Repeat the material exactly as it appears.

====

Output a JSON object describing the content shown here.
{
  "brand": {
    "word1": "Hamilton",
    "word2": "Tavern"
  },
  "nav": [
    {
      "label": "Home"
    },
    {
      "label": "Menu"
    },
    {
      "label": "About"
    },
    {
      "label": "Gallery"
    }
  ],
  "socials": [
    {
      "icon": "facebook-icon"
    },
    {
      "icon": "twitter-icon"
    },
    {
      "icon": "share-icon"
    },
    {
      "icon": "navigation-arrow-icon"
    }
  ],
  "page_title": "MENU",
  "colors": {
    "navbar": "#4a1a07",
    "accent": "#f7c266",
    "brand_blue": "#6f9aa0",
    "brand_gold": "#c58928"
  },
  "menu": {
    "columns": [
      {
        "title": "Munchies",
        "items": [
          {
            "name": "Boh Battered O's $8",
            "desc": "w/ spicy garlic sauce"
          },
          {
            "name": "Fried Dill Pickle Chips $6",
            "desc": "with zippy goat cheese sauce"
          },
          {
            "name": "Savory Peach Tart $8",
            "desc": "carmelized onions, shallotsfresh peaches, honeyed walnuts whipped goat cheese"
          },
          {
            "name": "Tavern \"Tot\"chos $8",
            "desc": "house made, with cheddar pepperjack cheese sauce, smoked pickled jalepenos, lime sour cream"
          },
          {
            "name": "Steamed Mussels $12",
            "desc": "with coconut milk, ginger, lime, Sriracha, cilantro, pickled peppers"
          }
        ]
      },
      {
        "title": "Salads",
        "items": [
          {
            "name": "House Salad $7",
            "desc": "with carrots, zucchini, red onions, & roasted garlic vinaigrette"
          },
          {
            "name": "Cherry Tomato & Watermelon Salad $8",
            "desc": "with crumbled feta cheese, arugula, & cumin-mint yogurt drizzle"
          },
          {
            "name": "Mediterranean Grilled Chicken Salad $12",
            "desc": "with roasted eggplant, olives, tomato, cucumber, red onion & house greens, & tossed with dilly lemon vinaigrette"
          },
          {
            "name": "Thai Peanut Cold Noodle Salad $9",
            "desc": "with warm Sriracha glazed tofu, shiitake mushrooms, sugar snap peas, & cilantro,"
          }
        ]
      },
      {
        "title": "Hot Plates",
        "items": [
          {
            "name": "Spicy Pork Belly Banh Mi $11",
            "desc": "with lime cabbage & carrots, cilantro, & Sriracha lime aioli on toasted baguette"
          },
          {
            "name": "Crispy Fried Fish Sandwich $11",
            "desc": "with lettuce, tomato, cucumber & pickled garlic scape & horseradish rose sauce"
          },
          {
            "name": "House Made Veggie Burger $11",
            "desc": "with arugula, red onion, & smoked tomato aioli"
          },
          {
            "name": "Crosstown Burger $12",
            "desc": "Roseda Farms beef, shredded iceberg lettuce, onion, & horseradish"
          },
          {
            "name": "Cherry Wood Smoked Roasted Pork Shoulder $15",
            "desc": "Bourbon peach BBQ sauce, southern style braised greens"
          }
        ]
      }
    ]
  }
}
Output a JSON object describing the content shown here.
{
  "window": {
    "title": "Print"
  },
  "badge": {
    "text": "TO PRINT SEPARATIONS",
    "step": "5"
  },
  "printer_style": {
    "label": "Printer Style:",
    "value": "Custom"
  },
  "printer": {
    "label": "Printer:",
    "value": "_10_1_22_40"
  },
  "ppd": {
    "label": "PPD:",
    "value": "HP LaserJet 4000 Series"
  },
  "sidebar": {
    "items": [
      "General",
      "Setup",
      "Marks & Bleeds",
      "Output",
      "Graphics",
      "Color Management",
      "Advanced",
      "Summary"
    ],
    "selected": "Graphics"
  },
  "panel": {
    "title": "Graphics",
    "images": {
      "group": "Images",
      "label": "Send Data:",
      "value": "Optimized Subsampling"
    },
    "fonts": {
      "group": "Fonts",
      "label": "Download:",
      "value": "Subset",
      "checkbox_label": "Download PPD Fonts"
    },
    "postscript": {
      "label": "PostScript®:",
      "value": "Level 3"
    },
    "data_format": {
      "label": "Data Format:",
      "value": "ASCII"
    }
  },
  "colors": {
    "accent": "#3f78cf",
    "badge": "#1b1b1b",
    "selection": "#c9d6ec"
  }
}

====

— Full solution —
Output a JSON object describing the content shown here.
{
  "brand": {
    "word1": "Hamilton",
    "word2": "Tavern"
  },
  "nav": [
    {
      "label": "Home"
    },
    {
      "label": "Menu"
    },
    {
      "label": "About"
    },
    {
      "label": "Gallery"
    }
  ],
  "socials": [
    {
      "icon": "facebook-icon"
    },
    {
      "icon": "twitter-icon"
    },
    {
      "icon": "share-icon"
    },
    {
      "icon": "navigation-arrow-icon"
    }
  ],
  "page_title": "MENU",
  "colors": {
    "navbar": "#4a1a07",
    "accent": "#f7c266",
    "brand_blue": "#6f9aa0",
    "brand_gold": "#c58928"
  },
  "menu": {
    "columns": [
      {
        "title": "Munchies",
        "items": [
          {
            "name": "Boh Battered O's $8",
            "desc": "w/ spicy garlic sauce"
          },
          {
            "name": "Fried Dill Pickle Chips $6",
            "desc": "with zippy goat cheese sauce"
          },
          {
            "name": "Savory Peach Tart $8",
            "desc": "carmelized onions, shallotsfresh peaches, honeyed walnuts whipped goat cheese"
          },
          {
            "name": "Tavern \"Tot\"chos $8",
            "desc": "house made, with cheddar pepperjack cheese sauce, smoked pickled jalepenos, lime sour cream"
          },
          {
            "name": "Steamed Mussels $12",
            "desc": "with coconut milk, ginger, lime, Sriracha, cilantro, pickled peppers"
          }
        ]
      },
      {
        "title": "Salads",
        "items": [
          {
            "name": "House Salad $7",
            "desc": "with carrots, zucchini, red onions, & roasted garlic vinaigrette"
          },
          {
            "name": "Cherry Tomato & Watermelon Salad $8",
            "desc": "with crumbled feta cheese, arugula, & cumin-mint yogurt drizzle"
          },
          {
            "name": "Mediterranean Grilled Chicken Salad $12",
            "desc": "with roasted eggplant, olives, tomato, cucumber, red onion & house greens, & tossed with dilly lemon vinaigrette"
          },
          {
            "name": "Thai Peanut Cold Noodle Salad $9",
            "desc": "with warm Sriracha glazed tofu, shiitake mushrooms, sugar snap peas, & cilantro,"
          }
        ]
      },
      {
        "title": "Hot Plates",
        "items": [
          {
            "name": "Spicy Pork Belly Banh Mi $11",
            "desc": "with lime cabbage & carrots, cilantro, & Sriracha lime aioli on toasted baguette"
          },
          {
            "name": "Crispy Fried Fish Sandwich $11",
            "desc": "with lettuce, tomato, cucumber & pickled garlic scape & horseradish rose sauce"
          },
          {
            "name": "House Made Veggie Burger $11",
            "desc": "with arugula, red onion, & smoked tomato aioli"
          },
          {
            "name": "Crosstown Burger $12",
            "desc": "Roseda Farms beef, shredded iceberg lettuce, onion, & horseradish"
          },
          {
            "name": "Cherry Wood Smoked Roasted Pork Shoulder $15",
            "desc": "Bourbon peach BBQ sauce, southern style braised greens"
          }
        ]
      }
    ]
  }
}
Output a JSON object describing the content shown here.
{
  "window": {
    "title": "Print"
  },
  "badge": {
    "text": "TO PRINT SEPARATIONS",
    "step": "5"
  },
  "printer_style": {
    "label": "Printer Style:",
    "value": "Custom"
  },
  "printer": {
    "label": "Printer:",
    "value": "_10_1_22_40"
  },
  "ppd": {
    "label": "PPD:",
    "value": "HP LaserJet 4000 Series"
  },
  "sidebar": {
    "items": [
      "General",
      "Setup",
      "Marks & Bleeds",
      "Output",
      "Graphics",
      "Color Management",
      "Advanced",
      "Summary"
    ],
    "selected": "Graphics"
  },
  "panel": {
    "title": "Graphics",
    "images": {
      "group": "Images",
      "label": "Send Data:",
      "value": "Optimized Subsampling"
    },
    "fonts": {
      "group": "Fonts",
      "label": "Download:",
      "value": "Subset",
      "checkbox_label": "Download PPD Fonts"
    },
    "postscript": {
      "label": "PostScript®:",
      "value": "Level 3"
    },
    "data_format": {
      "label": "Data Format:",
      "value": "ASCII"
    }
  },
  "colors": {
    "accent": "#3f78cf",
    "badge": "#1b1b1b",
    "selection": "#c9d6ec"
  }
}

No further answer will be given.